| What the task requires |
Quote the entries that follow exactly, leaving none out.

| Extracted data |
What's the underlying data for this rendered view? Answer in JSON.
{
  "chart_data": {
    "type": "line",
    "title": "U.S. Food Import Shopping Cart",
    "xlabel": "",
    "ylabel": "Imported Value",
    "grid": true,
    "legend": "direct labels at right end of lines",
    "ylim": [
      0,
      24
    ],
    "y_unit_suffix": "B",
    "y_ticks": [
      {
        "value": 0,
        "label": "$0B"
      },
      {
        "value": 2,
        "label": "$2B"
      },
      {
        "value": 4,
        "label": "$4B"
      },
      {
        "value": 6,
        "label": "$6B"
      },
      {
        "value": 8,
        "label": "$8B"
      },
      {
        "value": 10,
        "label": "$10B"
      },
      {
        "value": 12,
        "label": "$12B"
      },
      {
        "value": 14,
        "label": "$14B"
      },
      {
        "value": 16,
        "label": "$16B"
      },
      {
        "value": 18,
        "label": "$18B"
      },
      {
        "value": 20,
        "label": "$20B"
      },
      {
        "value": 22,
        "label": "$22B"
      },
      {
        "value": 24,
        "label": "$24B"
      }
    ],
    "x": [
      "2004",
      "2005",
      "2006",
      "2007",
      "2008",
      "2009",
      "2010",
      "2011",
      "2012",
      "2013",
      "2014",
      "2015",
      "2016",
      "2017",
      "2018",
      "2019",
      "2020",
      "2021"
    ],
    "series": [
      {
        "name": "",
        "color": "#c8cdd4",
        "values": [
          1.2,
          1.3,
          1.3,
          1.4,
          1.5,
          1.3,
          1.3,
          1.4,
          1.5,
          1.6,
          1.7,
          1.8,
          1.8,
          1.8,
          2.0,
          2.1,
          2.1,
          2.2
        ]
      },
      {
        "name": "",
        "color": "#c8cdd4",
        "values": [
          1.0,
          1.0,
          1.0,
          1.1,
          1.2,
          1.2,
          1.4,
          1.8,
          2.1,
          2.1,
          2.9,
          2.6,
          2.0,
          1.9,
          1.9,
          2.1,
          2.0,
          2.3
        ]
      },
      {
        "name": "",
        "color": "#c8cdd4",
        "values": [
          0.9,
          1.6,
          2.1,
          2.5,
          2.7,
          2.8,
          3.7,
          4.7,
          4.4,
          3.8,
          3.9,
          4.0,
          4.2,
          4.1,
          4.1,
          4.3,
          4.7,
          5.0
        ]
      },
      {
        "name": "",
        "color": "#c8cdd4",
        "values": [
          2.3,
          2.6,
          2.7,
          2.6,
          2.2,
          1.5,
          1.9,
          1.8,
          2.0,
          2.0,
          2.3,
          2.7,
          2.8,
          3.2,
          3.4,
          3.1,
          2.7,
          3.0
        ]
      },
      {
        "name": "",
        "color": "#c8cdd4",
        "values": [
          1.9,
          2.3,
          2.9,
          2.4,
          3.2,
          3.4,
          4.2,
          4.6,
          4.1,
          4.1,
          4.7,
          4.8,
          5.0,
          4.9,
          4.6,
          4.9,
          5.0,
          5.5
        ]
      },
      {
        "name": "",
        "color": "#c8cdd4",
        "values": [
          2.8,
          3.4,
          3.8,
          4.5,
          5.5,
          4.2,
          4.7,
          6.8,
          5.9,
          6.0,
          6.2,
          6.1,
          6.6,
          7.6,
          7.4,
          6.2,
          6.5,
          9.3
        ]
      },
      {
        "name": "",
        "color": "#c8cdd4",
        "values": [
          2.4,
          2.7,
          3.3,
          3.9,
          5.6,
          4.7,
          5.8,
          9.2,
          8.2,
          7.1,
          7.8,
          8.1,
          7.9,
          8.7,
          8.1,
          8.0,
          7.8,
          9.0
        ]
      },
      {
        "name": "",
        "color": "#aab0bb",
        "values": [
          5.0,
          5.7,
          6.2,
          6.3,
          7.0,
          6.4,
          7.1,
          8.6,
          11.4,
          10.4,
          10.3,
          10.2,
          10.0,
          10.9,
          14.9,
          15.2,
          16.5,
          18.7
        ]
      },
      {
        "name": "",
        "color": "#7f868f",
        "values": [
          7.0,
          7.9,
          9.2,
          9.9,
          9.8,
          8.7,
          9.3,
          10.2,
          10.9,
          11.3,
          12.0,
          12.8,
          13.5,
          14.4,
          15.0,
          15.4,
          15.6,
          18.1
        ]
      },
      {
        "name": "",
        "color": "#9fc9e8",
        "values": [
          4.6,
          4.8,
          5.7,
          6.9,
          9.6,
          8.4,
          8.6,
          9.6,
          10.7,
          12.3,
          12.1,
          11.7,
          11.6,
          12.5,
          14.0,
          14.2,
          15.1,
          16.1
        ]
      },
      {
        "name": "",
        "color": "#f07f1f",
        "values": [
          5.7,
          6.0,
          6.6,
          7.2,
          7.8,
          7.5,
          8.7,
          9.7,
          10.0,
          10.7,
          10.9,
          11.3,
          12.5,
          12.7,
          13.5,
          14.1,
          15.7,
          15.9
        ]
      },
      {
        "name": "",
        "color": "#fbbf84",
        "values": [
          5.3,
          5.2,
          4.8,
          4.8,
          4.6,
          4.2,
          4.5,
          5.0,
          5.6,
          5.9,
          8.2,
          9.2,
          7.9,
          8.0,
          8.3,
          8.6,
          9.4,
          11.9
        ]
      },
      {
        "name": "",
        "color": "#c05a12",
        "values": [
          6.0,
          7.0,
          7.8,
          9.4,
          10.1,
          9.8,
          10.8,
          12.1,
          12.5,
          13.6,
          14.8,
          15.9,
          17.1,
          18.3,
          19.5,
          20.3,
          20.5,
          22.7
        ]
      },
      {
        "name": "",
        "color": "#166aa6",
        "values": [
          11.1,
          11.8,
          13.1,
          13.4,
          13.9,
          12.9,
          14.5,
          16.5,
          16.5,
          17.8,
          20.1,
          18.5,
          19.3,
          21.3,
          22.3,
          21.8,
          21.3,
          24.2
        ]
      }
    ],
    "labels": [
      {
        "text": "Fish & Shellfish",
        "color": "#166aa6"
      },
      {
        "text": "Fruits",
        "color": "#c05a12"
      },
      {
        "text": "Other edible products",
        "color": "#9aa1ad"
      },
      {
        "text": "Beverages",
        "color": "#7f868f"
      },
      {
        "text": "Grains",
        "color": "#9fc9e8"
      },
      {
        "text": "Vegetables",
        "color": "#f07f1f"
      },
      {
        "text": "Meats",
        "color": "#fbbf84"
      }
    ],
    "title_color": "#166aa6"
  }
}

| Worked answer |
What's the underlying data for this rendered view? Answer in JSON.
{
  "chart_data": {
    "type": "line",
    "title": "U.S. Food Import Shopping Cart",
    "xlabel": "",
    "ylabel": "Imported Value",
    "grid": true,
    "legend": "direct labels at right end of lines",
    "ylim": [
      0,
      24
    ],
    "y_unit_suffix": "B",
    "y_ticks": [
      {
        "value": 0,
        "label": "$0B"
      },
      {
        "value": 2,
        "label": "$2B"
      },
      {
        "value": 4,
        "label": "$4B"
      },
      {
        "value": 6,
        "label": "$6B"
      },
      {
        "value": 8,
        "label": "$8B"
      },
      {
        "value": 10,
        "label": "$10B"
      },
      {
        "value": 12,
        "label": "$12B"
      },
      {
        "value": 14,
        "label": "$14B"
      },
      {
        "value": 16,
        "label": "$16B"
      },
      {
        "value": 18,
        "label": "$18B"
      },
      {
        "value": 20,
        "label": "$20B"
      },
      {
        "value": 22,
        "label": "$22B"
      },
      {
        "value": 24,
        "label": "$24B"
      }
    ],
    "x": [
      "2004",
      "2005",
      "2006",
      "2007",
      "2008",
      "2009",
      "2010",
      "2011",
      "2012",
      "2013",
      "2014",
      "2015",
      "2016",
      "2017",
      "2018",
      "2019",
      "2020",
      "2021"
    ],
    "series": [
      {
        "name": "",
        "color": "#c8cdd4",
        "values": [
          1.2,
          1.3,
          1.3,
          1.4,
          1.5,
          1.3,
          1.3,
          1.4,
          1.5,
          1.6,
          1.7,
          1.8,
          1.8,
          1.8,
          2.0,
          2.1,
          2.1,
          2.2
        ]
      },
      {
        "name": "",
        "color": "#c8cdd4",
        "values": [
          1.0,
          1.0,
          1.0,
          1.1,
          1.2,
          1.2,
          1.4,
          1.8,
          2.1,
          2.1,
          2.9,
          2.6,
          2.0,
          1.9,
          1.9,
          2.1,
          2.0,
          2.3
        ]
      },
      {
        "name": "",
        "color": "#c8cdd4",
        "values": [
          0.9,
          1.6,
          2.1,
          2.5,
          2.7,
          2.8,
          3.7,
          4.7,
          4.4,
          3.8,
          3.9,
          4.0,
          4.2,
          4.1,
          4.1,
          4.3,
          4.7,
          5.0
        ]
      },
      {
        "name": "",
        "color": "#c8cdd4",
        "values": [
          2.3,
          2.6,
          2.7,
          2.6,
          2.2,
          1.5,
          1.9,
          1.8,
          2.0,
          2.0,
          2.3,
          2.7,
          2.8,
          3.2,
          3.4,
          3.1,
          2.7,
          3.0
        ]
      },
      {
        "name": "",
        "color": "#c8cdd4",
        "values": [
          1.9,
          2.3,
          2.9,
          2.4,
          3.2,
          3.4,
          4.2,
          4.6,
          4.1,
          4.1,
          4.7,
          4.8,
          5.0,
          4.9,
          4.6,
          4.9,
          5.0,
          5.5
        ]
      },
      {
        "name": "",
        "color": "#c8cdd4",
        "values": [
          2.8,
          3.4,
          3.8,
          4.5,
          5.5,
          4.2,
          4.7,
          6.8,
          5.9,
          6.0,
          6.2,
          6.1,
          6.6,
          7.6,
          7.4,
          6.2,
          6.5,
          9.3
        ]
      },
      {
        "name": "",
        "color": "#c8cdd4",
        "values": [
          2.4,
          2.7,
          3.3,
          3.9,
          5.6,
          4.7,
          5.8,
          9.2,
          8.2,
          7.1,
          7.8,
          8.1,
          7.9,
          8.7,
          8.1,
          8.0,
          7.8,
          9.0
        ]
      },
      {
        "name": "",
        "color": "#aab0bb",
        "values": [
          5.0,
          5.7,
          6.2,
          6.3,
          7.0,
          6.4,
          7.1,
          8.6,
          11.4,
          10.4,
          10.3,
          10.2,
          10.0,
          10.9,
          14.9,
          15.2,
          16.5,
          18.7
        ]
      },
      {
        "name": "",
        "color": "#7f868f",
        "values": [
          7.0,
          7.9,
          9.2,
          9.9,
          9.8,
          8.7,
          9.3,
          10.2,
          10.9,
          11.3,
          12.0,
          12.8,
          13.5,
          14.4,
          15.0,
          15.4,
          15.6,
          18.1
        ]
      },
      {
        "name": "",
        "color": "#9fc9e8",
        "values": [
          4.6,
          4.8,
          5.7,
          6.9,
          9.6,
          8.4,
          8.6,
          9.6,
          10.7,
          12.3,
          12.1,
          11.7,
          11.6,
          12.5,
          14.0,
          14.2,
          15.1,
          16.1
        ]
      },
      {
        "name": "",
        "color": "#f07f1f",
        "values": [
          5.7,
          6.0,
          6.6,
          7.2,
          7.8,
          7.5,
          8.7,
          9.7,
          10.0,
          10.7,
          10.9,
          11.3,
          12.5,
          12.7,
          13.5,
          14.1,
          15.7,
          15.9
        ]
      },
      {
        "name": "",
        "color": "#fbbf84",
        "values": [
          5.3,
          5.2,
          4.8,
          4.8,
          4.6,
          4.2,
          4.5,
          5.0,
          5.6,
          5.9,
          8.2,
          9.2,
          7.9,
          8.0,
          8.3,
          8.6,
          9.4,
          11.9
        ]
      },
      {
        "name": "",
        "color": "#c05a12",
        "values": [
          6.0,
          7.0,
          7.8,
          9.4,
          10.1,
          9.8,
          10.8,
          12.1,
          12.5,
          13.6,
          14.8,
          15.9,
          17.1,
          18.3,
          19.5,
          20.3,
          20.5,
          22.7
        ]
      },
      {
        "name": "",
        "color": "#166aa6",
        "values": [
          11.1,
          11.8,
          13.1,
          13.4,
          13.9,
          12.9,
          14.5,
          16.5,
          16.5,
          17.8,
          20.1,
          18.5,
          19.3,
          21.3,
          22.3,
          21.8,
          21.3,
          24.2
        ]
      }
    ],
    "labels": [
      {
        "text": "Fish & Shellfish",
        "color": "#166aa6"
      },
      {
        "text": "Fruits",
        "color": "#c05a12"
      },
      {
        "text": "Other edible products",
        "color": "#9aa1ad"
      },
      {
        "text": "Beverages",
        "color": "#7f868f"
      },
      {
        "text": "Grains",
        "color": "#9fc9e8"
      },
      {
        "text": "Vegetables",
        "color": "#f07f1f"
      },
      {
        "text": "Meats",
        "color": "#fbbf84"
      }
    ],
    "title_color": "#166aa6"
  }
}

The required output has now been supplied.